# start of Material for the task
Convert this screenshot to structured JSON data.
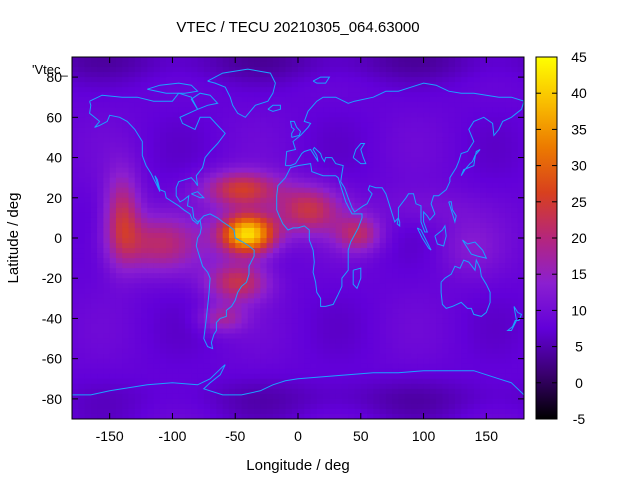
{
  "chart_data": {
    "type": "heatmap",
    "title": "VTEC / TECU 20210305_064.63000",
    "xlabel": "Longitude / deg",
    "ylabel": "Latitude / deg",
    "legend_label": "'Vtec_",
    "xlim": [
      -180,
      180
    ],
    "ylim": [
      -90,
      90
    ],
    "x_ticks": [
      -150,
      -100,
      -50,
      0,
      50,
      100,
      150
    ],
    "y_ticks": [
      -80,
      -60,
      -40,
      -20,
      0,
      20,
      40,
      60,
      80
    ],
    "colorbar": {
      "range": [
        -5,
        45
      ],
      "ticks": [
        -5,
        0,
        5,
        10,
        15,
        20,
        25,
        30,
        35,
        40,
        45
      ],
      "palette": [
        "#000000",
        "#3a006f",
        "#6200d9",
        "#8b1fd0",
        "#b5267c",
        "#d8401e",
        "#ec7a00",
        "#f9be00",
        "#ffff00"
      ]
    },
    "background_value": 8,
    "features": [
      {
        "name": "equatorial anomaly peak",
        "lon": -40,
        "lat": 2,
        "value": 43
      },
      {
        "name": "northern crest",
        "lon": -45,
        "lat": 25,
        "value": 26
      },
      {
        "name": "southern crest",
        "lon": -45,
        "lat": -22,
        "value": 24
      },
      {
        "name": "eastern pacific arm",
        "lon": -140,
        "lat": 10,
        "value": 23
      },
      {
        "name": "pacific arm",
        "lon": -115,
        "lat": -5,
        "value": 20
      },
      {
        "name": "africa arm",
        "lon": 5,
        "lat": 15,
        "value": 25
      },
      {
        "name": "indian ocean arm",
        "lon": 50,
        "lat": 2,
        "value": 20
      },
      {
        "name": "south atlantic",
        "lon": -55,
        "lat": -40,
        "value": 18
      },
      {
        "name": "asia tail",
        "lon": 130,
        "lat": -5,
        "value": 13
      },
      {
        "name": "polar low north",
        "lon": 0,
        "lat": 82,
        "value": 5
      },
      {
        "name": "polar low south",
        "lon": 0,
        "lat": -80,
        "value": 7
      }
    ]
  },
  "colors": {
    "coastline": "#1aa3ff"
  }
}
# end of Material for the task
* What the task asks:
Omit the pictures, then quote the rest of the material above exactly.

* Complete response:
Convert this screenshot to structured JSON data.
{
  "chart_data": {
    "type": "heatmap",
    "title": "VTEC / TECU 20210305_064.63000",
    "xlabel": "Longitude / deg",
    "ylabel": "Latitude / deg",
    "legend_label": "'Vtec_",
    "xlim": [
      -180,
      180
    ],
    "ylim": [
      -90,
      90
    ],
    "x_ticks": [
      -150,
      -100,
      -50,
      0,
      50,
      100,
      150
    ],
    "y_ticks": [
      -80,
      -60,
      -40,
      -20,
      0,
      20,
      40,
      60,
      80
    ],
    "colorbar": {
      "range": [
        -5,
        45
      ],
      "ticks": [
        -5,
        0,
        5,
        10,
        15,
        20,
        25,
        30,
        35,
        40,
        45
      ],
      "palette": [
        "#000000",
        "#3a006f",
        "#6200d9",
        "#8b1fd0",
        "#b5267c",
        "#d8401e",
        "#ec7a00",
        "#f9be00",
        "#ffff00"
      ]
    },
    "background_value": 8,
    "features": [
      {
        "name": "equatorial anomaly peak",
        "lon": -40,
        "lat": 2,
        "value": 43
      },
      {
        "name": "northern crest",
        "lon": -45,
        "lat": 25,
        "value": 26
      },
      {
        "name": "southern crest",
        "lon": -45,
        "lat": -22,
        "value": 24
      },
      {
        "name": "eastern pacific arm",
        "lon": -140,
        "lat": 10,
        "value": 23
      },
      {
        "name": "pacific arm",
        "lon": -115,
        "lat": -5,
        "value": 20
      },
      {
        "name": "africa arm",
        "lon": 5,
        "lat": 15,
        "value": 25
      },
      {
        "name": "indian ocean arm",
        "lon": 50,
        "lat": 2,
        "value": 20
      },
      {
        "name": "south atlantic",
        "lon": -55,
        "lat": -40,
        "value": 18
      },
      {
        "name": "asia tail",
        "lon": 130,
        "lat": -5,
        "value": 13
      },
      {
        "name": "polar low north",
        "lon": 0,
        "lat": 82,
        "value": 5
      },
      {
        "name": "polar low south",
        "lon": 0,
        "lat": -80,
        "value": 7
      }
    ]
  },
  "colors": {
    "coastline": "#1aa3ff"
  }
}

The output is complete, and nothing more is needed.